Repeat every entry word for word, but leave the images out of your copy.

[Extracted data entries]
● ● ●

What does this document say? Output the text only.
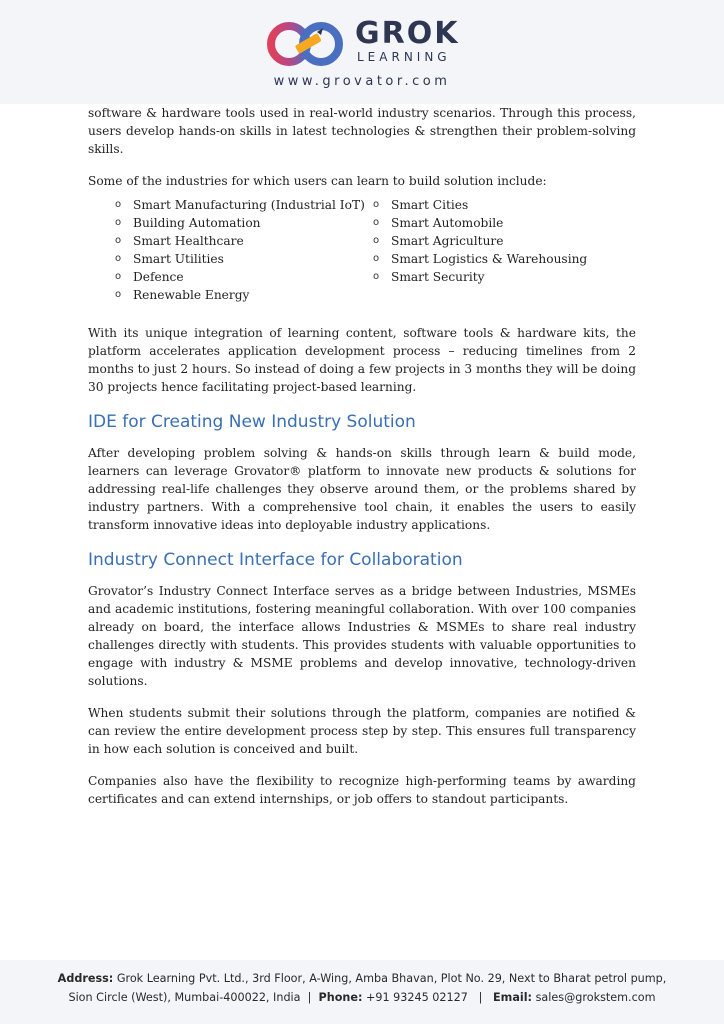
GROK
LEARNING
www.grovator.com

software & hardware tools used in real-world industry scenarios. Through this process, users develop hands-on skills in latest technologies & strengthen their problem-solving skills.

Some of the industries for which users can learn to build solution include:

o Smart Manufacturing (Industrial IoT)
o Building Automation
o Smart Healthcare
o Smart Utilities
o Defence
o Renewable Energy
o Smart Cities
o Smart Automobile
o Smart Agriculture
o Smart Logistics & Warehousing
o Smart Security

With its unique integration of learning content, software tools & hardware kits, the platform accelerates application development process – reducing timelines from 2 months to just 2 hours. So instead of doing a few projects in 3 months they will be doing 30 projects hence facilitating project-based learning.

IDE for Creating New Industry Solution

After developing problem solving & hands-on skills through learn & build mode, learners can leverage Grovator® platform to innovate new products & solutions for addressing real-life challenges they observe around them, or the problems shared by industry partners. With a comprehensive tool chain, it enables the users to easily transform innovative ideas into deployable industry applications.

Industry Connect Interface for Collaboration

Grovator’s Industry Connect Interface serves as a bridge between Industries, MSMEs and academic institutions, fostering meaningful collaboration. With over 100 companies already on board, the interface allows Industries & MSMEs to share real industry challenges directly with students. This provides students with valuable opportunities to engage with industry & MSME problems and develop innovative, technology-driven solutions.

When students submit their solutions through the platform, companies are notified & can review the entire development process step by step. This ensures full transparency in how each solution is conceived and built.

Companies also have the flexibility to recognize high-performing teams by awarding certificates and can extend internships, or job offers to standout participants.

Address: Grok Learning Pvt. Ltd., 3rd Floor, A-Wing, Amba Bhavan, Plot No. 29, Next to Bharat petrol pump,
Sion Circle (West), Mumbai-400022, India | Phone: +91 93245 02127 | Email: sales@grokstem.com
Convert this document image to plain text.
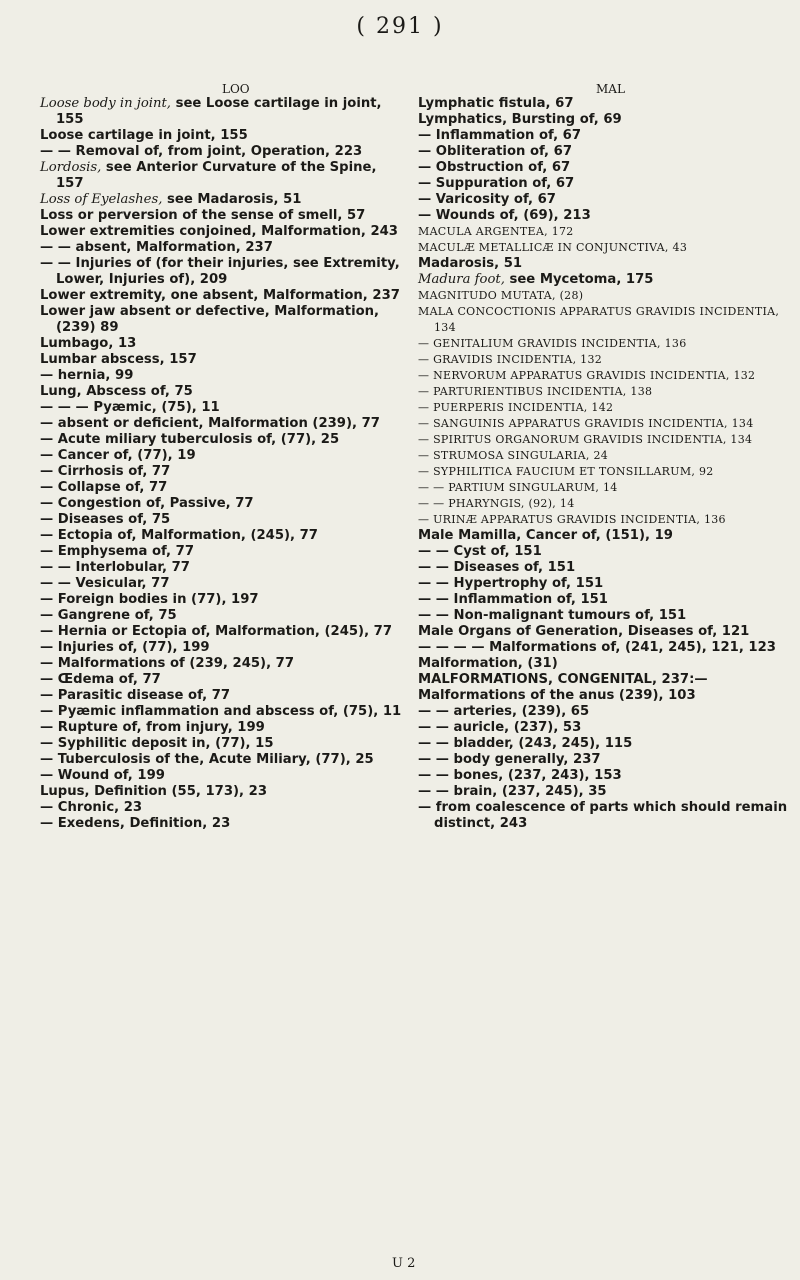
( 291 )
LOO	MAL
Loose body in joint, see Loose cartilage in joint, 155
Loose cartilage in joint, 155
— — Removal of, from joint, Operation, 223
Lordosis, see Anterior Curvature of the Spine, 157
Loss of Eyelashes, see Madarosis, 51
Loss or perversion of the sense of smell, 57
Lower extremities conjoined, Malformation, 243
— — absent, Malformation, 237
— — Injuries of (for their injuries, see Extremity, Lower, Injuries of), 209
Lower extremity, one absent, Malformation, 237
Lower jaw absent or defective, Malformation, (239) 89
Lumbago, 13
Lumbar abscess, 157
— hernia, 99
Lung, Abscess of, 75
— — — Pyæmic, (75), 11
— absent or deficient, Malformation (239), 77
— Acute miliary tuberculosis of, (77), 25
— Cancer of, (77), 19
— Cirrhosis of, 77
— Collapse of, 77
— Congestion of, Passive, 77
— Diseases of, 75
— Ectopia of, Malformation, (245), 77
— Emphysema of, 77
— — Interlobular, 77
— — Vesicular, 77
— Foreign bodies in (77), 197
— Gangrene of, 75
— Hernia or Ectopia of, Malformation, (245), 77
— Injuries of, (77), 199
— Malformations of (239, 245), 77
— Œdema of, 77
— Parasitic disease of, 77
— Pyæmic inflammation and abscess of, (75), 11
— Rupture of, from injury, 199
— Syphilitic deposit in, (77), 15
— Tuberculosis of the, Acute Miliary, (77), 25
— Wound of, 199
Lupus, Definition (55, 173), 23
— Chronic, 23
— Exedens, Definition, 23
Lymphatic fistula, 67
Lymphatics, Bursting of, 69
— Inflammation of, 67
— Obliteration of, 67
— Obstruction of, 67
— Suppuration of, 67
— Varicosity of, 67
— Wounds of, (69), 213
MACULA ARGENTEA, 172
MACULÆ METALLICÆ IN CONJUNCTIVA, 43
Madarosis, 51
Madura foot, see Mycetoma, 175
MAGNITUDO MUTATA, (28)
MALA CONCOCTIONIS APPARATUS GRAVIDIS INCIDENTIA, 134
— GENITALIUM GRAVIDIS INCIDENTIA, 136
— GRAVIDIS INCIDENTIA, 132
— NERVORUM APPARATUS GRAVIDIS INCIDENTIA, 132
— PARTURIENTIBUS INCIDENTIA, 138
— PUERPERIS INCIDENTIA, 142
— SANGUINIS APPARATUS GRAVIDIS INCIDENTIA, 134
— SPIRITUS ORGANORUM GRAVIDIS INCIDENTIA, 134
— STRUMOSA SINGULARIA, 24
— SYPHILITICA FAUCIUM ET TONSILLARUM, 92
— — PARTIUM SINGULARUM, 14
— — PHARYNGIS, (92), 14
— URINÆ APPARATUS GRAVIDIS INCIDENTIA, 136
Male Mamilla, Cancer of, (151), 19
— — Cyst of, 151
— — Diseases of, 151
— — Hypertrophy of, 151
— — Inflammation of, 151
— — Non-malignant tumours of, 151
Male Organs of Generation, Diseases of, 121
— — — — Malformations of, (241, 245), 121, 123
Malformation, (31)
MALFORMATIONS, CONGENITAL, 237:—
Malformations of the anus (239), 103
— — arteries, (239), 65
— — auricle, (237), 53
— — bladder, (243, 245), 115
— — body generally, 237
— — bones, (237, 243), 153
— — brain, (237, 245), 35
— from coalescence of parts which should remain distinct, 243
U 2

● ● ●

**Complete response:**
What does this document say? Output the text only.
GROK
LEARNING
www.grovator.com

software & hardware tools used in real-world industry scenarios. Through this process, users develop hands-on skills in latest technologies & strengthen their problem-solving skills.

Some of the industries for which users can learn to build solution include:

o Smart Manufacturing (Industrial IoT)
o Building Automation
o Smart Healthcare
o Smart Utilities
o Defence
o Renewable Energy
o Smart Cities
o Smart Automobile
o Smart Agriculture
o Smart Logistics & Warehousing
o Smart Security

With its unique integration of learning content, software tools & hardware kits, the platform accelerates application development process – reducing timelines from 2 months to just 2 hours. So instead of doing a few projects in 3 months they will be doing 30 projects hence facilitating project-based learning.

IDE for Creating New Industry Solution

After developing problem solving & hands-on skills through learn & build mode, learners can leverage Grovator® platform to innovate new products & solutions for addressing real-life challenges they observe around them, or the problems shared by industry partners. With a comprehensive tool chain, it enables the users to easily transform innovative ideas into deployable industry applications.

Industry Connect Interface for Collaboration

Grovator’s Industry Connect Interface serves as a bridge between Industries, MSMEs and academic institutions, fostering meaningful collaboration. With over 100 companies already on board, the interface allows Industries & MSMEs to share real industry challenges directly with students. This provides students with valuable opportunities to engage with industry & MSME problems and develop innovative, technology-driven solutions.

When students submit their solutions through the platform, companies are notified & can review the entire development process step by step. This ensures full transparency in how each solution is conceived and built.

Companies also have the flexibility to recognize high-performing teams by awarding certificates and can extend internships, or job offers to standout participants.

Address: Grok Learning Pvt. Ltd., 3rd Floor, A-Wing, Amba Bhavan, Plot No. 29, Next to Bharat petrol pump,
Sion Circle (West), Mumbai-400022, India | Phone: +91 93245 02127 | Email: sales@grokstem.com
Convert this document image to plain text.
( 291 )
LOO	MAL
Loose body in joint, see Loose cartilage in joint, 155
Loose cartilage in joint, 155
— — Removal of, from joint, Operation, 223
Lordosis, see Anterior Curvature of the Spine, 157
Loss of Eyelashes, see Madarosis, 51
Loss or perversion of the sense of smell, 57
Lower extremities conjoined, Malformation, 243
— — absent, Malformation, 237
— — Injuries of (for their injuries, see Extremity, Lower, Injuries of), 209
Lower extremity, one absent, Malformation, 237
Lower jaw absent or defective, Malformation, (239) 89
Lumbago, 13
Lumbar abscess, 157
— hernia, 99
Lung, Abscess of, 75
— — — Pyæmic, (75), 11
— absent or deficient, Malformation (239), 77
— Acute miliary tuberculosis of, (77), 25
— Cancer of, (77), 19
— Cirrhosis of, 77
— Collapse of, 77
— Congestion of, Passive, 77
— Diseases of, 75
— Ectopia of, Malformation, (245), 77
— Emphysema of, 77
— — Interlobular, 77
— — Vesicular, 77
— Foreign bodies in (77), 197
— Gangrene of, 75
— Hernia or Ectopia of, Malformation, (245), 77
— Injuries of, (77), 199
— Malformations of (239, 245), 77
— Œdema of, 77
— Parasitic disease of, 77
— Pyæmic inflammation and abscess of, (75), 11
— Rupture of, from injury, 199
— Syphilitic deposit in, (77), 15
— Tuberculosis of the, Acute Miliary, (77), 25
— Wound of, 199
Lupus, Definition (55, 173), 23
— Chronic, 23
— Exedens, Definition, 23
Lymphatic fistula, 67
Lymphatics, Bursting of, 69
— Inflammation of, 67
— Obliteration of, 67
— Obstruction of, 67
— Suppuration of, 67
— Varicosity of, 67
— Wounds of, (69), 213
MACULA ARGENTEA, 172
MACULÆ METALLICÆ IN CONJUNCTIVA, 43
Madarosis, 51
Madura foot, see Mycetoma, 175
MAGNITUDO MUTATA, (28)
MALA CONCOCTIONIS APPARATUS GRAVIDIS INCIDENTIA, 134
— GENITALIUM GRAVIDIS INCIDENTIA, 136
— GRAVIDIS INCIDENTIA, 132
— NERVORUM APPARATUS GRAVIDIS INCIDENTIA, 132
— PARTURIENTIBUS INCIDENTIA, 138
— PUERPERIS INCIDENTIA, 142
— SANGUINIS APPARATUS GRAVIDIS INCIDENTIA, 134
— SPIRITUS ORGANORUM GRAVIDIS INCIDENTIA, 134
— STRUMOSA SINGULARIA, 24
— SYPHILITICA FAUCIUM ET TONSILLARUM, 92
— — PARTIUM SINGULARUM, 14
— — PHARYNGIS, (92), 14
— URINÆ APPARATUS GRAVIDIS INCIDENTIA, 136
Male Mamilla, Cancer of, (151), 19
— — Cyst of, 151
— — Diseases of, 151
— — Hypertrophy of, 151
— — Inflammation of, 151
— — Non-malignant tumours of, 151
Male Organs of Generation, Diseases of, 121
— — — — Malformations of, (241, 245), 121, 123
Malformation, (31)
MALFORMATIONS, CONGENITAL, 237:—
Malformations of the anus (239), 103
— — arteries, (239), 65
— — auricle, (237), 53
— — bladder, (243, 245), 115
— — body generally, 237
— — bones, (237, 243), 153
— — brain, (237, 245), 35
— from coalescence of parts which should remain distinct, 243
U 2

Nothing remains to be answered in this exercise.